-- Start --

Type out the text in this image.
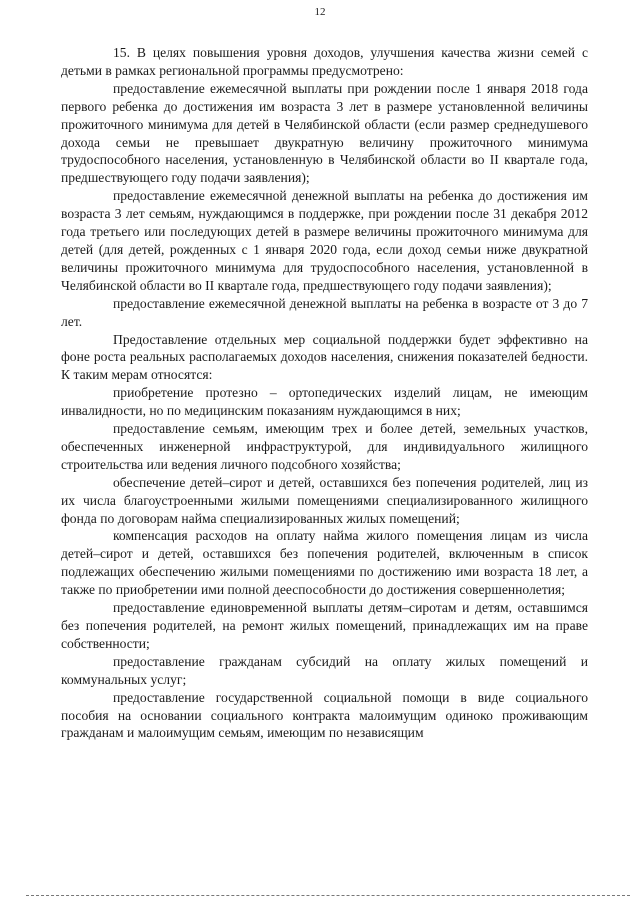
12

15. В целях повышения уровня доходов, улучшения качества жизни семей с детьми в рамках региональной программы предусмотрено:

предоставление ежемесячной выплаты при рождении после 1 января 2018 года первого ребенка до достижения им возраста 3 лет в размере установленной величины прожиточного минимума для детей в Челябинской области (если размер среднедушевого дохода семьи не превышает двукратную величину прожиточного минимума трудоспособного населения, установленную в Челябинской области во II квартале года, предшествующего году подачи заявления);

предоставление ежемесячной денежной выплаты на ребенка до достижения им возраста 3 лет семьям, нуждающимся в поддержке, при рождении после 31 декабря 2012 года третьего или последующих детей в размере величины прожиточного минимума для детей (для детей, рожденных с 1 января 2020 года, если доход семьи ниже двукратной величины прожиточного минимума для трудоспособного населения, установленной в Челябинской области во II квартале года, предшествующего году подачи заявления);

предоставление ежемесячной денежной выплаты на ребенка в возрасте от 3 до 7 лет.

Предоставление отдельных мер социальной поддержки будет эффективно на фоне роста реальных располагаемых доходов населения, снижения показателей бедности. К таким мерам относятся:

приобретение протезно – ортопедических изделий лицам, не имеющим инвалидности, но по медицинским показаниям нуждающимся в них;

предоставление семьям, имеющим трех и более детей, земельных участков, обеспеченных инженерной инфраструктурой, для индивидуального жилищного строительства или ведения личного подсобного хозяйства;

обеспечение детей–сирот и детей, оставшихся без попечения родителей, лиц из их числа благоустроенными жилыми помещениями специализированного жилищного фонда по договорам найма специализированных жилых помещений;

компенсация расходов на оплату найма жилого помещения лицам из числа детей–сирот и детей, оставшихся без попечения родителей, включенным в список подлежащих обеспечению жилыми помещениями по достижению ими возраста 18 лет, а также по приобретении ими полной дееспособности до достижения совершеннолетия;

предоставление единовременной выплаты детям–сиротам и детям, оставшимся без попечения родителей, на ремонт жилых помещений, принадлежащих им на праве собственности;

предоставление гражданам субсидий на оплату жилых помещений и коммунальных услуг;

предоставление государственной социальной помощи в виде социального пособия на основании социального контракта малоимущим одиноко проживающим гражданам и малоимущим семьям, имеющим по независящим
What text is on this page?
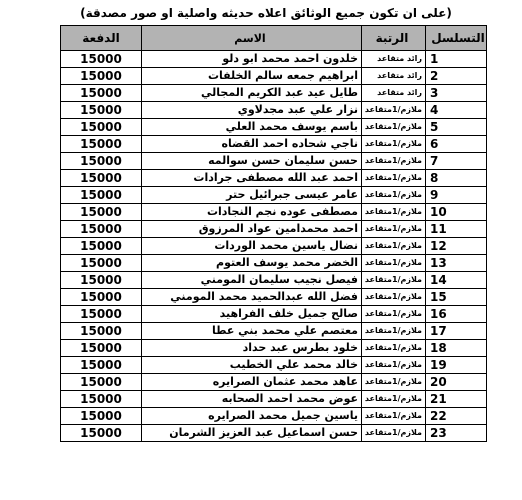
(على ان تكون جميع الوثائق اعلاه حديثه واصلية او صور مصدقة)
الدفعة	الاسم	الرتبة	التسلسل
15000	خلدون احمد محمد ابو دلو	رائد متقاعد	1
15000	ابراهيم جمعه سالم الخلفات	رائد متقاعد	2
15000	طايل عيد عبد الكريم المجالي	رائد متقاعد	3
15000	نزار علي عبد مجدلاوي	ملازم/1متقاعد	4
15000	باسم يوسف محمد العلي	ملازم/1متقاعد	5
15000	ناجي شحاده احمد القضاه	ملازم/1متقاعد	6
15000	حسن سليمان حسن سوالمه	ملازم/1متقاعد	7
15000	احمد عبد الله مصطفى جرادات	ملازم/1متقاعد	8
15000	عامر عيسى جبرائيل حتر	ملازم/1متقاعد	9
15000	مصطفى عوده نجم النجادات	ملازم/1متقاعد	10
15000	احمد محمدامين عواد المرزوق	ملازم/1متقاعد	11
15000	نضال ياسين محمد الوردات	ملازم/1متقاعد	12
15000	الخضر محمد يوسف العتوم	ملازم/1متقاعد	13
15000	فيصل نجيب سليمان المومني	ملازم/1متقاعد	14
15000	فضل الله عبدالحميد محمد المومني	ملازم/1متقاعد	15
15000	صالح جميل خلف الفراهيد	ملازم/1متقاعد	16
15000	معتصم علي محمد بني عطا	ملازم/1متقاعد	17
15000	خلود بطرس عبد حداد	ملازم/1متقاعد	18
15000	خالد محمد علي الخطيب	ملازم/1متقاعد	19
15000	عاهد محمد عثمان الصرايره	ملازم/1متقاعد	20
15000	عوض محمد احمد الصحابه	ملازم/1متقاعد	21
15000	ياسين جميل محمد الصرايره	ملازم/1متقاعد	22
15000	حسن اسماعيل عبد العزيز الشرمان	ملازم/1متقاعد	23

-- End --

Task. Except for the pictures, reproduce every line exactly.

Exercise response.
Type out the text in this image.
12

15. В целях повышения уровня доходов, улучшения качества жизни семей с детьми в рамках региональной программы предусмотрено:

предоставление ежемесячной выплаты при рождении после 1 января 2018 года первого ребенка до достижения им возраста 3 лет в размере установленной величины прожиточного минимума для детей в Челябинской области (если размер среднедушевого дохода семьи не превышает двукратную величину прожиточного минимума трудоспособного населения, установленную в Челябинской области во II квартале года, предшествующего году подачи заявления);

предоставление ежемесячной денежной выплаты на ребенка до достижения им возраста 3 лет семьям, нуждающимся в поддержке, при рождении после 31 декабря 2012 года третьего или последующих детей в размере величины прожиточного минимума для детей (для детей, рожденных с 1 января 2020 года, если доход семьи ниже двукратной величины прожиточного минимума для трудоспособного населения, установленной в Челябинской области во II квартале года, предшествующего году подачи заявления);

предоставление ежемесячной денежной выплаты на ребенка в возрасте от 3 до 7 лет.

Предоставление отдельных мер социальной поддержки будет эффективно на фоне роста реальных располагаемых доходов населения, снижения показателей бедности. К таким мерам относятся:

приобретение протезно – ортопедических изделий лицам, не имеющим инвалидности, но по медицинским показаниям нуждающимся в них;

предоставление семьям, имеющим трех и более детей, земельных участков, обеспеченных инженерной инфраструктурой, для индивидуального жилищного строительства или ведения личного подсобного хозяйства;

обеспечение детей–сирот и детей, оставшихся без попечения родителей, лиц из их числа благоустроенными жилыми помещениями специализированного жилищного фонда по договорам найма специализированных жилых помещений;

компенсация расходов на оплату найма жилого помещения лицам из числа детей–сирот и детей, оставшихся без попечения родителей, включенным в список подлежащих обеспечению жилыми помещениями по достижению ими возраста 18 лет, а также по приобретении ими полной дееспособности до достижения совершеннолетия;

предоставление единовременной выплаты детям–сиротам и детям, оставшимся без попечения родителей, на ремонт жилых помещений, принадлежащих им на праве собственности;

предоставление гражданам субсидий на оплату жилых помещений и коммунальных услуг;

предоставление государственной социальной помощи в виде социального пособия на основании социального контракта малоимущим одиноко проживающим гражданам и малоимущим семьям, имеющим по независящим
What text is on this page?
(على ان تكون جميع الوثائق اعلاه حديثه واصلية او صور مصدقة)
الدفعة	الاسم	الرتبة	التسلسل
15000	خلدون احمد محمد ابو دلو	رائد متقاعد	1
15000	ابراهيم جمعه سالم الخلفات	رائد متقاعد	2
15000	طايل عيد عبد الكريم المجالي	رائد متقاعد	3
15000	نزار علي عبد مجدلاوي	ملازم/1متقاعد	4
15000	باسم يوسف محمد العلي	ملازم/1متقاعد	5
15000	ناجي شحاده احمد القضاه	ملازم/1متقاعد	6
15000	حسن سليمان حسن سوالمه	ملازم/1متقاعد	7
15000	احمد عبد الله مصطفى جرادات	ملازم/1متقاعد	8
15000	عامر عيسى جبرائيل حتر	ملازم/1متقاعد	9
15000	مصطفى عوده نجم النجادات	ملازم/1متقاعد	10
15000	احمد محمدامين عواد المرزوق	ملازم/1متقاعد	11
15000	نضال ياسين محمد الوردات	ملازم/1متقاعد	12
15000	الخضر محمد يوسف العتوم	ملازم/1متقاعد	13
15000	فيصل نجيب سليمان المومني	ملازم/1متقاعد	14
15000	فضل الله عبدالحميد محمد المومني	ملازم/1متقاعد	15
15000	صالح جميل خلف الفراهيد	ملازم/1متقاعد	16
15000	معتصم علي محمد بني عطا	ملازم/1متقاعد	17
15000	خلود بطرس عبد حداد	ملازم/1متقاعد	18
15000	خالد محمد علي الخطيب	ملازم/1متقاعد	19
15000	عاهد محمد عثمان الصرايره	ملازم/1متقاعد	20
15000	عوض محمد احمد الصحابه	ملازم/1متقاعد	21
15000	ياسين جميل محمد الصرايره	ملازم/1متقاعد	22
15000	حسن اسماعيل عبد العزيز الشرمان	ملازم/1متقاعد	23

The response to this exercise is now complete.